From the entries provided below, copy each line that contains the word "deltaG".

# start of Supplied material

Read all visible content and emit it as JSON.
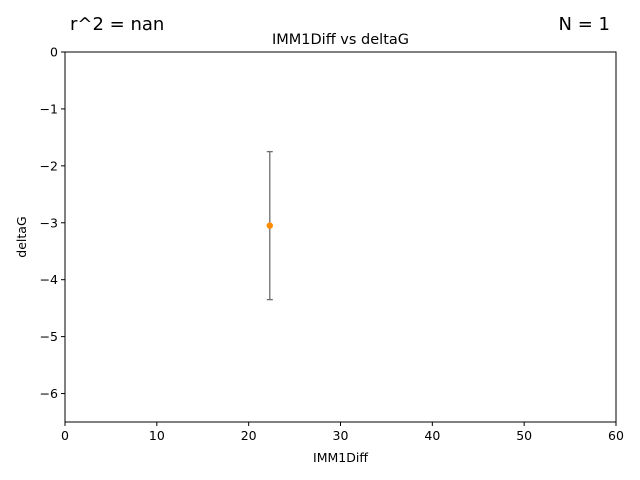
{
  "annotations": {
    "r2": "r^2 = nan",
    "n": "N = 1"
  },
  "chart_data": {
    "type": "scatter",
    "title": "IMM1Diff vs deltaG",
    "xlabel": "IMM1Diff",
    "ylabel": "deltaG",
    "xlim": [
      0,
      60
    ],
    "ylim": [
      -6.5,
      0
    ],
    "xticks": [
      0,
      10,
      20,
      30,
      40,
      50,
      60
    ],
    "xtick_labels": [
      "0",
      "10",
      "20",
      "30",
      "40",
      "50",
      "60"
    ],
    "yticks": [
      0,
      -1,
      -2,
      -3,
      -4,
      -5,
      -6
    ],
    "ytick_labels": [
      "0",
      "−1",
      "−2",
      "−3",
      "−4",
      "−5",
      "−6"
    ],
    "grid": false,
    "points": [
      {
        "x": 22.3,
        "y": -3.05,
        "yerr_low": -4.35,
        "yerr_high": -1.75
      }
    ],
    "colors": {
      "point": "#ff8c00",
      "errorbar": "#6e6e6e",
      "axis": "#000000"
    }
  }
}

# end of Supplied material

◆ Worked solution ◆
    "title": "IMM1Diff vs deltaG",
    "ylabel": "deltaG",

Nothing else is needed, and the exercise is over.